**Data excerpts**
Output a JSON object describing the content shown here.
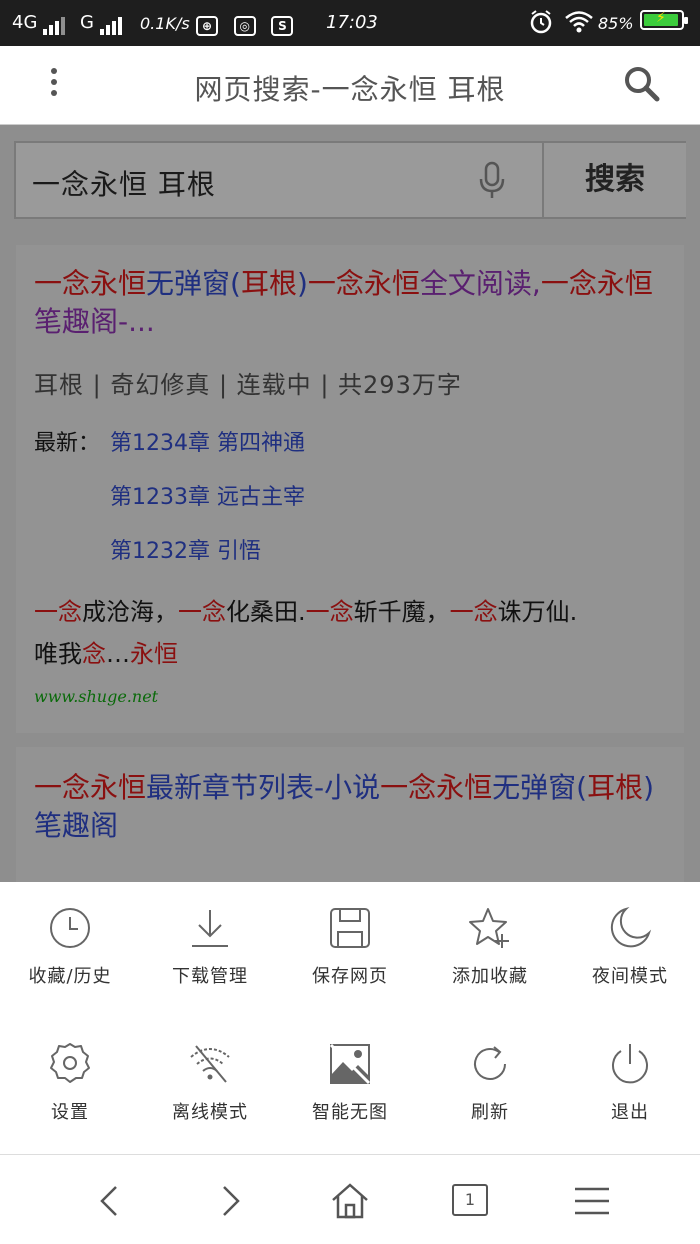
{
  "status_bar": {
    "signal1": "4G",
    "signal2": "G",
    "speed": "0.1K/s",
    "time": "17:03",
    "battery": "85%"
  },
  "title_bar": {
    "title": "网页搜索-一念永恒 耳根"
  },
  "search": {
    "query": "一念永恒 耳根",
    "button": "搜索"
  },
  "results": [
    {
      "title_parts": [
        "一念永恒",
        "无弹窗(",
        "耳根",
        ")",
        "一念永恒",
        "全文阅读,",
        "一念永恒",
        "笔趣阁-..."
      ],
      "meta": "耳根 | 奇幻修真 | 连载中 | 共293万字",
      "latest_label": "最新：",
      "chapters": [
        "第1234章 第四神通",
        "第1233章 远古主宰",
        "第1232章 引悟"
      ],
      "desc_parts": [
        "一念",
        "成沧海，",
        "一念",
        "化桑田.",
        "一念",
        "斩千魔，",
        "一念",
        "诛万仙.",
        "唯我",
        "念",
        "…",
        "永恒"
      ],
      "url": "www.shuge.net"
    },
    {
      "title_parts": [
        "一念永恒",
        "最新章节列表-小说",
        "一念永恒",
        "无弹",
        "窗(",
        "耳根",
        ")笔趣阁"
      ]
    }
  ],
  "menu": {
    "row1": [
      {
        "label": "收藏/历史",
        "icon": "clock-icon"
      },
      {
        "label": "下载管理",
        "icon": "download-icon"
      },
      {
        "label": "保存网页",
        "icon": "save-icon"
      },
      {
        "label": "添加收藏",
        "icon": "star-plus-icon"
      },
      {
        "label": "夜间模式",
        "icon": "moon-icon"
      }
    ],
    "row2": [
      {
        "label": "设置",
        "icon": "gear-icon"
      },
      {
        "label": "离线模式",
        "icon": "wifi-off-icon"
      },
      {
        "label": "智能无图",
        "icon": "no-image-icon"
      },
      {
        "label": "刷新",
        "icon": "refresh-icon"
      },
      {
        "label": "退出",
        "icon": "power-icon"
      }
    ]
  },
  "navbar": {
    "tab_count": "1"
  }
}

**Goal**
Across the entries, how many lines hold the word "icon"? Say only the number.

**Answer to the problem**
10